━━━━━ Records for processing

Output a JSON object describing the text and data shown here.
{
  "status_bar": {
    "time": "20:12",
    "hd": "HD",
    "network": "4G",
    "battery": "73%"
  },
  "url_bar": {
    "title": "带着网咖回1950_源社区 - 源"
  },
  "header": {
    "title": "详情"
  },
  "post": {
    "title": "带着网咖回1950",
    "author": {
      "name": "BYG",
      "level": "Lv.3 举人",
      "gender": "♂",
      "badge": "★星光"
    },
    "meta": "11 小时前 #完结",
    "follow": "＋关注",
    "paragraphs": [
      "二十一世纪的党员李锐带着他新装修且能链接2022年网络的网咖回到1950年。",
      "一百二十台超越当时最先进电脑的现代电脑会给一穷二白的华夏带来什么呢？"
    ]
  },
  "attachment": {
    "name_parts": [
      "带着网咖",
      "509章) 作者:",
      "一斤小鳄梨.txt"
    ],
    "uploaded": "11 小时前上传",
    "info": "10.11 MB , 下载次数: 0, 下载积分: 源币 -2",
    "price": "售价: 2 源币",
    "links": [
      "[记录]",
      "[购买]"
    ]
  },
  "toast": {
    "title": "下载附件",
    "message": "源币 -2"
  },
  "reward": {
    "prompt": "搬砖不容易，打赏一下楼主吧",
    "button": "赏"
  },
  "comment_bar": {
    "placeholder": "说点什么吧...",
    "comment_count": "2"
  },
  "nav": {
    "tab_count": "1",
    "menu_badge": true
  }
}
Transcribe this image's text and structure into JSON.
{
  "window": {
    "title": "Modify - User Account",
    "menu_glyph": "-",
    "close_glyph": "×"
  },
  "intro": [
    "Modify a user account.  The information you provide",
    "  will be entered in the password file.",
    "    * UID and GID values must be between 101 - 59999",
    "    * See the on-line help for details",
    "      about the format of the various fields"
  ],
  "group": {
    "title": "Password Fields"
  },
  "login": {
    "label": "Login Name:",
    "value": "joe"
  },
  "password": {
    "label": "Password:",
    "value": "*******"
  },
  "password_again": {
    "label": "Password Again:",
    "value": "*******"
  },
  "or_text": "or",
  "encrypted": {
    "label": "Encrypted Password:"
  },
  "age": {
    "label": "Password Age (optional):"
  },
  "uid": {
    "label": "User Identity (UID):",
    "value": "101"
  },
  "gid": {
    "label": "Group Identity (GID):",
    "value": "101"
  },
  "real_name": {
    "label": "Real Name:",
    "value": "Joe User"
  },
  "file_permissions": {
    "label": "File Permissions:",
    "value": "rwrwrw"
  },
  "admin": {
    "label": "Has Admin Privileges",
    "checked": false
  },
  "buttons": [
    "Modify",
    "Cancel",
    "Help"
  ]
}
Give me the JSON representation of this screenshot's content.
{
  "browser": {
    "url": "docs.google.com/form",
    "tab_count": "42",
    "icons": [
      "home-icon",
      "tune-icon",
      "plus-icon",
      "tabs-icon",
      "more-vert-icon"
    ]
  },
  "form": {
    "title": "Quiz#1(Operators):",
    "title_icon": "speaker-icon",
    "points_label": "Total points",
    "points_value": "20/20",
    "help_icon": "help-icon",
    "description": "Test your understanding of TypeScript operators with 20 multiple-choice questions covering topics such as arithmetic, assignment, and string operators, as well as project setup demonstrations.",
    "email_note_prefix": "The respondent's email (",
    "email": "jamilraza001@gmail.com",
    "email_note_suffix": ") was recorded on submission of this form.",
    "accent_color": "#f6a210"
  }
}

━━━━━━━━━━

Written task:
Retype every record above exactly as written.

Correct answer:
Output a JSON object describing the text and data shown here.
{
  "status_bar": {
    "time": "20:12",
    "hd": "HD",
    "network": "4G",
    "battery": "73%"
  },
  "url_bar": {
    "title": "带着网咖回1950_源社区 - 源"
  },
  "header": {
    "title": "详情"
  },
  "post": {
    "title": "带着网咖回1950",
    "author": {
      "name": "BYG",
      "level": "Lv.3 举人",
      "gender": "♂",
      "badge": "★星光"
    },
    "meta": "11 小时前 #完结",
    "follow": "＋关注",
    "paragraphs": [
      "二十一世纪的党员李锐带着他新装修且能链接2022年网络的网咖回到1950年。",
      "一百二十台超越当时最先进电脑的现代电脑会给一穷二白的华夏带来什么呢？"
    ]
  },
  "attachment": {
    "name_parts": [
      "带着网咖",
      "509章) 作者:",
      "一斤小鳄梨.txt"
    ],
    "uploaded": "11 小时前上传",
    "info": "10.11 MB , 下载次数: 0, 下载积分: 源币 -2",
    "price": "售价: 2 源币",
    "links": [
      "[记录]",
      "[购买]"
    ]
  },
  "toast": {
    "title": "下载附件",
    "message": "源币 -2"
  },
  "reward": {
    "prompt": "搬砖不容易，打赏一下楼主吧",
    "button": "赏"
  },
  "comment_bar": {
    "placeholder": "说点什么吧...",
    "comment_count": "2"
  },
  "nav": {
    "tab_count": "1",
    "menu_badge": true
  }
}
Transcribe this image's text and structure into JSON.
{
  "window": {
    "title": "Modify - User Account",
    "menu_glyph": "-",
    "close_glyph": "×"
  },
  "intro": [
    "Modify a user account.  The information you provide",
    "  will be entered in the password file.",
    "    * UID and GID values must be between 101 - 59999",
    "    * See the on-line help for details",
    "      about the format of the various fields"
  ],
  "group": {
    "title": "Password Fields"
  },
  "login": {
    "label": "Login Name:",
    "value": "joe"
  },
  "password": {
    "label": "Password:",
    "value": "*******"
  },
  "password_again": {
    "label": "Password Again:",
    "value": "*******"
  },
  "or_text": "or",
  "encrypted": {
    "label": "Encrypted Password:"
  },
  "age": {
    "label": "Password Age (optional):"
  },
  "uid": {
    "label": "User Identity (UID):",
    "value": "101"
  },
  "gid": {
    "label": "Group Identity (GID):",
    "value": "101"
  },
  "real_name": {
    "label": "Real Name:",
    "value": "Joe User"
  },
  "file_permissions": {
    "label": "File Permissions:",
    "value": "rwrwrw"
  },
  "admin": {
    "label": "Has Admin Privileges",
    "checked": false
  },
  "buttons": [
    "Modify",
    "Cancel",
    "Help"
  ]
}
Give me the JSON representation of this screenshot's content.
{
  "browser": {
    "url": "docs.google.com/form",
    "tab_count": "42",
    "icons": [
      "home-icon",
      "tune-icon",
      "plus-icon",
      "tabs-icon",
      "more-vert-icon"
    ]
  },
  "form": {
    "title": "Quiz#1(Operators):",
    "title_icon": "speaker-icon",
    "points_label": "Total points",
    "points_value": "20/20",
    "help_icon": "help-icon",
    "description": "Test your understanding of TypeScript operators with 20 multiple-choice questions covering topics such as arithmetic, assignment, and string operators, as well as project setup demonstrations.",
    "email_note_prefix": "The respondent's email (",
    "email": "jamilraza001@gmail.com",
    "email_note_suffix": ") was recorded on submission of this form.",
    "accent_color": "#f6a210"
  }
}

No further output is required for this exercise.